Provided material -
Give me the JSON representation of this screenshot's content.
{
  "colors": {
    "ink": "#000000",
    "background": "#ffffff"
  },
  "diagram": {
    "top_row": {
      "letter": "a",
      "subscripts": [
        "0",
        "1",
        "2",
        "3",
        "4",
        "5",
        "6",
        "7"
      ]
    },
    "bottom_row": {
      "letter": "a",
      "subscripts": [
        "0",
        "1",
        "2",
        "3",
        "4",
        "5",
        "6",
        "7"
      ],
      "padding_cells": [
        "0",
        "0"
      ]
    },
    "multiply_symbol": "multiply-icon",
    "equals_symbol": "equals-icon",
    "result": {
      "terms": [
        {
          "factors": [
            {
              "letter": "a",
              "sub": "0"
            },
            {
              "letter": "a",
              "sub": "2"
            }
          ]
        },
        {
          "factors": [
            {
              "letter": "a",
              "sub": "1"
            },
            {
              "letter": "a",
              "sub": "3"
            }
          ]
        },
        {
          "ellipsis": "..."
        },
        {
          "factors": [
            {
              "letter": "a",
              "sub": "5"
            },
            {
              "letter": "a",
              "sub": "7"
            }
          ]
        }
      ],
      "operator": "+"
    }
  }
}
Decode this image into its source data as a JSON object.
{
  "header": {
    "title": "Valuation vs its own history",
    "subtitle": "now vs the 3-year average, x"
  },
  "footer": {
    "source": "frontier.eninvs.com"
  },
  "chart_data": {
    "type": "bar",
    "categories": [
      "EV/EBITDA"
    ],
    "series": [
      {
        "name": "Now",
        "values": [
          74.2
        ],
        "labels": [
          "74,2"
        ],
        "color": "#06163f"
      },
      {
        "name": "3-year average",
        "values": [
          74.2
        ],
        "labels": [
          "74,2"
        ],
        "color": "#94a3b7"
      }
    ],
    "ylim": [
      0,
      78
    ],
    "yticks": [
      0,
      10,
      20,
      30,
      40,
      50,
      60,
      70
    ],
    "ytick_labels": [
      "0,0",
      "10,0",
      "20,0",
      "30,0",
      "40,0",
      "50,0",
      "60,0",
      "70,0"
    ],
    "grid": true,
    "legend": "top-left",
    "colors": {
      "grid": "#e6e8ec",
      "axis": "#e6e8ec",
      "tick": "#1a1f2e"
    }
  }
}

Given instruction -
Report all lines of the material that contain the word "JSON".

Answer to this exercise -
Give me the JSON representation of this screenshot's content.
Decode this image into its source data as a JSON object.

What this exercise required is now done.